> **Written request**
Write out the material again exactly, please, and omit the pictures.

> **Information given**

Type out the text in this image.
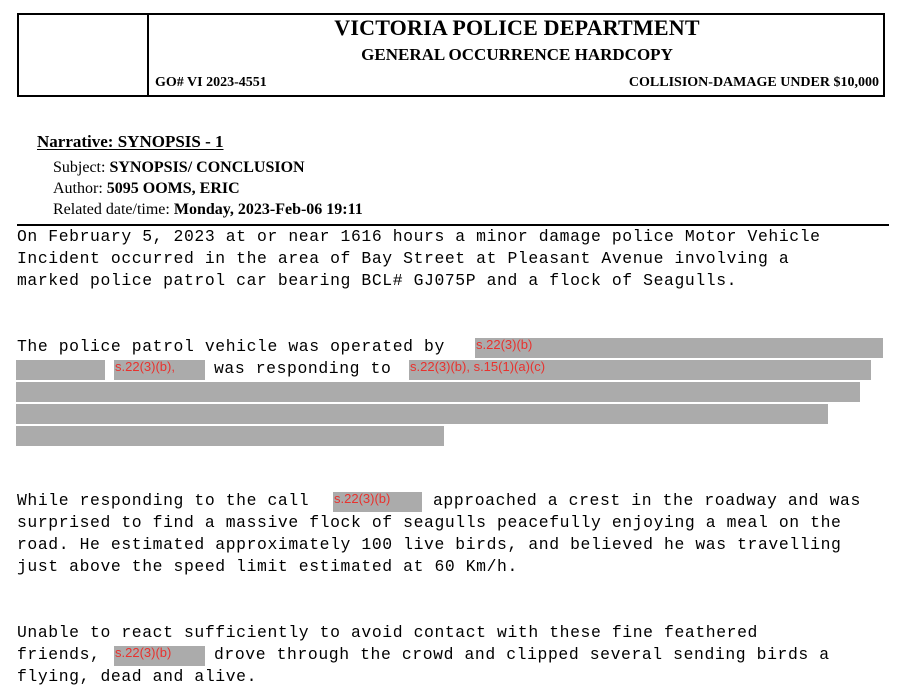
VICTORIA POLICE DEPARTMENT
GENERAL OCCURRENCE HARDCOPY
GO# VI 2023-4551	COLLISION-DAMAGE UNDER $10,000
Narrative: SYNOPSIS - 1
Subject: SYNOPSIS/ CONCLUSION
Author: 5095 OOMS, ERIC
Related date/time: Monday, 2023-Feb-06 19:11
On February 5, 2023 at or near 1616 hours a minor damage police Motor Vehicle
Incident occurred in the area of Bay Street at Pleasant Avenue involving a
marked police patrol car bearing BCL# GJ075P and a flock of Seagulls.
The police patrol vehicle was operated by	s.22(3)(b)
s.22(3)(b),	was responding to s.22(3)(b), s.15(1)(a)(c)
While responding to the call	s.22(3)(b)	approached a crest in the roadway and was
surprised to find a massive flock of seagulls peacefully enjoying a meal on the
road. He estimated approximately 100 live birds, and believed he was travelling
just above the speed limit estimated at 60 Km/h.
Unable to react sufficiently to avoid contact with these fine feathered
friends,	s.22(3)(b)	drove through the crowd and clipped several sending birds a
flying, dead and alive.
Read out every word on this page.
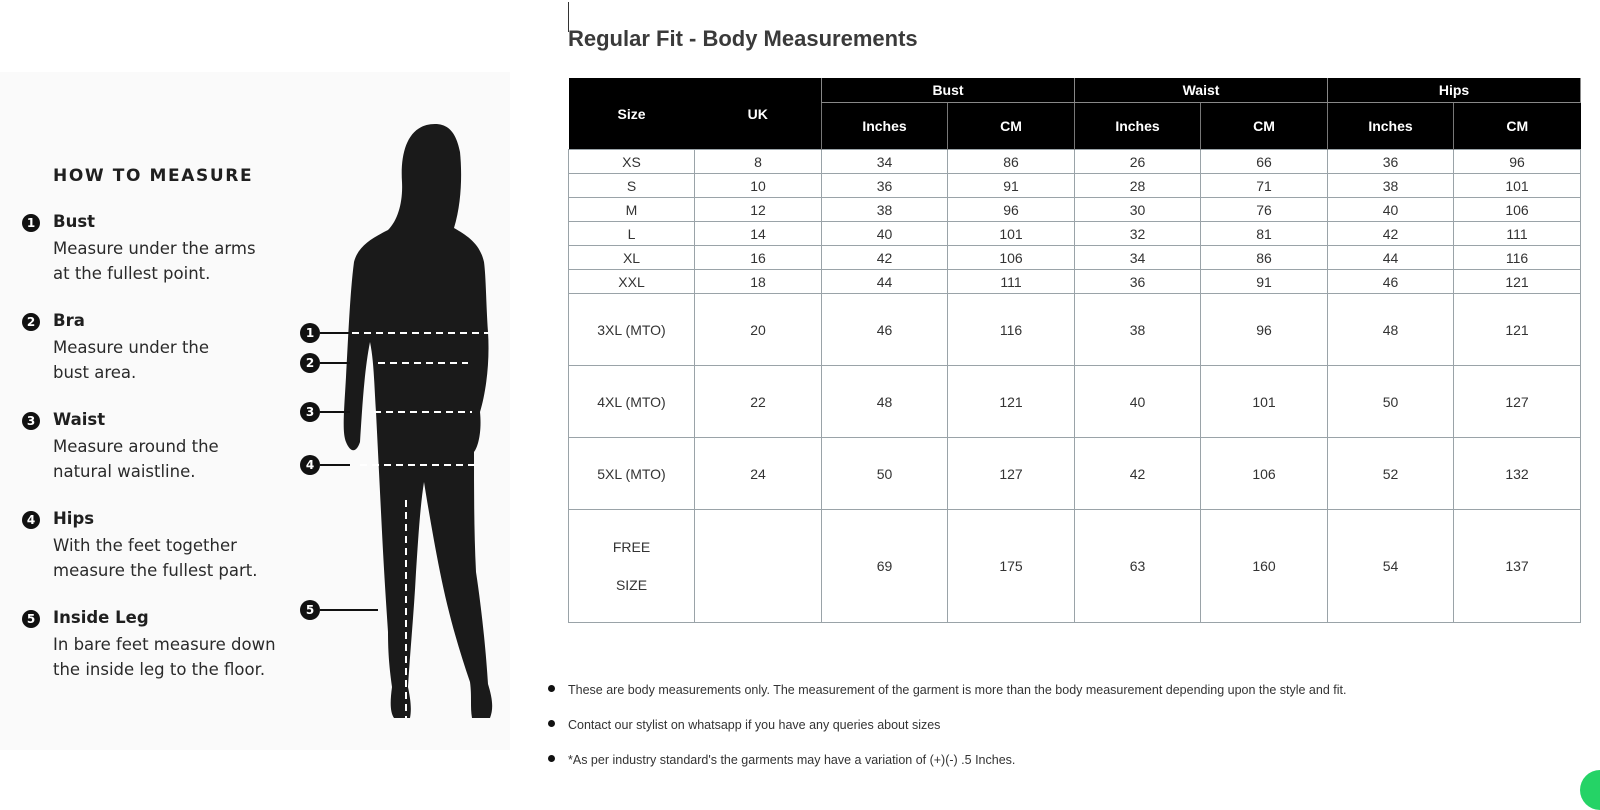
HOW TO MEASURE
1 Bust
Measure under the arms at the fullest point.
2 Bra
Measure under the bust area.
3 Waist
Measure around the natural waistline.
4 Hips
With the feet together measure the fullest part.
5 Inside Leg
In bare feet measure down the inside leg to the floor.
1
2
3
4
5
Regular Fit - Body Measurements
Size	UK	Bust		Waist		Hips	
		Inches	CM	Inches	CM	Inches	CM
XS	8	34	86	26	66	36	96
S	10	36	91	28	71	38	101
M	12	38	96	30	76	40	106
L	14	40	101	32	81	42	111
XL	16	42	106	34	86	44	116
XXL	18	44	111	36	91	46	121
3XL (MTO)	20	46	116	38	96	48	121
4XL (MTO)	22	48	121	40	101	50	127
5XL (MTO)	24	50	127	42	106	52	132

FREE
SIZE		69	175	63	160	54	137
These are body measurements only. The measurement of the garment is more than the body measurement depending upon the style and fit.
Contact our stylist on whatsapp if you have any queries about sizes
*As per industry standard's the garments may have a variation of (+)(-) .5 Inches.
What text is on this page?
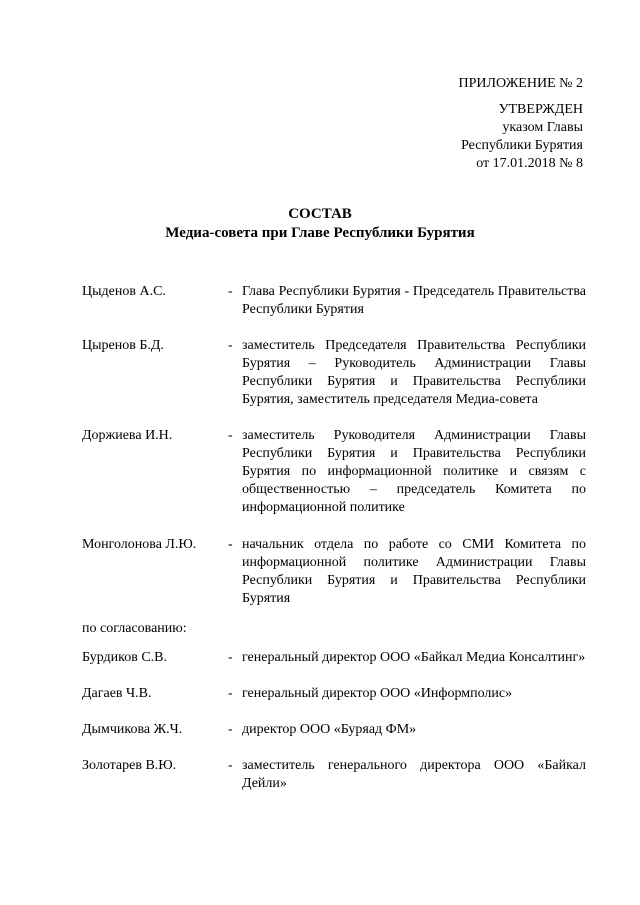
ПРИЛОЖЕНИЕ № 2
УТВЕРЖДЕН
указом Главы
Республики Бурятия
от 17.01.2018 № 8
СОСТАВ
Медиа-совета при Главе Республики Бурятия
Цыденов А.С.	- Глава Республики Бурятия - Председатель Правительства Республики Бурятия
Цыренов Б.Д.	- заместитель Председателя Правительства Республики Бурятия – Руководитель Администрации Главы Республики Бурятия и Правительства Республики Бурятия, заместитель председателя Медиа-совета
Доржиева И.Н.	- заместитель Руководителя Администрации Главы Республики Бурятия и Правительства Республики Бурятия по информационной политике и связям с общественностью – председатель Комитета по информационной политике
Монголонова Л.Ю.	- начальник отдела по работе со СМИ Комитета по информационной политике Администрации Главы Республики Бурятия и Правительства Республики Бурятия
по согласованию:
Бурдиков С.В.	- генеральный директор ООО «Байкал Медиа Консалтинг»
Дагаев Ч.В.	- генеральный директор ООО «Информполис»
Дымчикова Ж.Ч.	- директор ООО «Буряад ФМ»
Золотарев В.Ю.	- заместитель генерального директора ООО «Байкал Дейли»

> **Task answer**
Type out the text in this image.
VICTORIA POLICE DEPARTMENT
GENERAL OCCURRENCE HARDCOPY
GO# VI 2023-4551	COLLISION-DAMAGE UNDER $10,000
Narrative: SYNOPSIS - 1
Subject: SYNOPSIS/ CONCLUSION
Author: 5095 OOMS, ERIC
Related date/time: Monday, 2023-Feb-06 19:11
On February 5, 2023 at or near 1616 hours a minor damage police Motor Vehicle
Incident occurred in the area of Bay Street at Pleasant Avenue involving a
marked police patrol car bearing BCL# GJ075P and a flock of Seagulls.
The police patrol vehicle was operated by	s.22(3)(b)
s.22(3)(b),	was responding to s.22(3)(b), s.15(1)(a)(c)
While responding to the call	s.22(3)(b)	approached a crest in the roadway and was
surprised to find a massive flock of seagulls peacefully enjoying a meal on the
road. He estimated approximately 100 live birds, and believed he was travelling
just above the speed limit estimated at 60 Km/h.
Unable to react sufficiently to avoid contact with these fine feathered
friends,	s.22(3)(b)	drove through the crowd and clipped several sending birds a
flying, dead and alive.
Read out every word on this page.
HOW TO MEASURE
1 Bust
Measure under the arms at the fullest point.
2 Bra
Measure under the bust area.
3 Waist
Measure around the natural waistline.
4 Hips
With the feet together measure the fullest part.
5 Inside Leg
In bare feet measure down the inside leg to the floor.
1
2
3
4
5
Regular Fit - Body Measurements
Size	UK	Bust		Waist		Hips	
		Inches	CM	Inches	CM	Inches	CM
XS	8	34	86	26	66	36	96
S	10	36	91	28	71	38	101
M	12	38	96	30	76	40	106
L	14	40	101	32	81	42	111
XL	16	42	106	34	86	44	116
XXL	18	44	111	36	91	46	121
3XL (MTO)	20	46	116	38	96	48	121
4XL (MTO)	22	48	121	40	101	50	127
5XL (MTO)	24	50	127	42	106	52	132

FREE
SIZE		69	175	63	160	54	137
These are body measurements only. The measurement of the garment is more than the body measurement depending upon the style and fit.
Contact our stylist on whatsapp if you have any queries about sizes
*As per industry standard's the garments may have a variation of (+)(-) .5 Inches.
What text is on this page?
ПРИЛОЖЕНИЕ № 2
УТВЕРЖДЕН
указом Главы
Республики Бурятия
от 17.01.2018 № 8
СОСТАВ
Медиа-совета при Главе Республики Бурятия
Цыденов А.С.	- Глава Республики Бурятия - Председатель Правительства Республики Бурятия
Цыренов Б.Д.	- заместитель Председателя Правительства Республики Бурятия – Руководитель Администрации Главы Республики Бурятия и Правительства Республики Бурятия, заместитель председателя Медиа-совета
Доржиева И.Н.	- заместитель Руководителя Администрации Главы Республики Бурятия и Правительства Республики Бурятия по информационной политике и связям с общественностью – председатель Комитета по информационной политике
Монголонова Л.Ю.	- начальник отдела по работе со СМИ Комитета по информационной политике Администрации Главы Республики Бурятия и Правительства Республики Бурятия
по согласованию:
Бурдиков С.В.	- генеральный директор ООО «Байкал Медиа Консалтинг»
Дагаев Ч.В.	- генеральный директор ООО «Информполис»
Дымчикова Ж.Ч.	- директор ООО «Буряад ФМ»
Золотарев В.Ю.	- заместитель генерального директора ООО «Байкал Дейли»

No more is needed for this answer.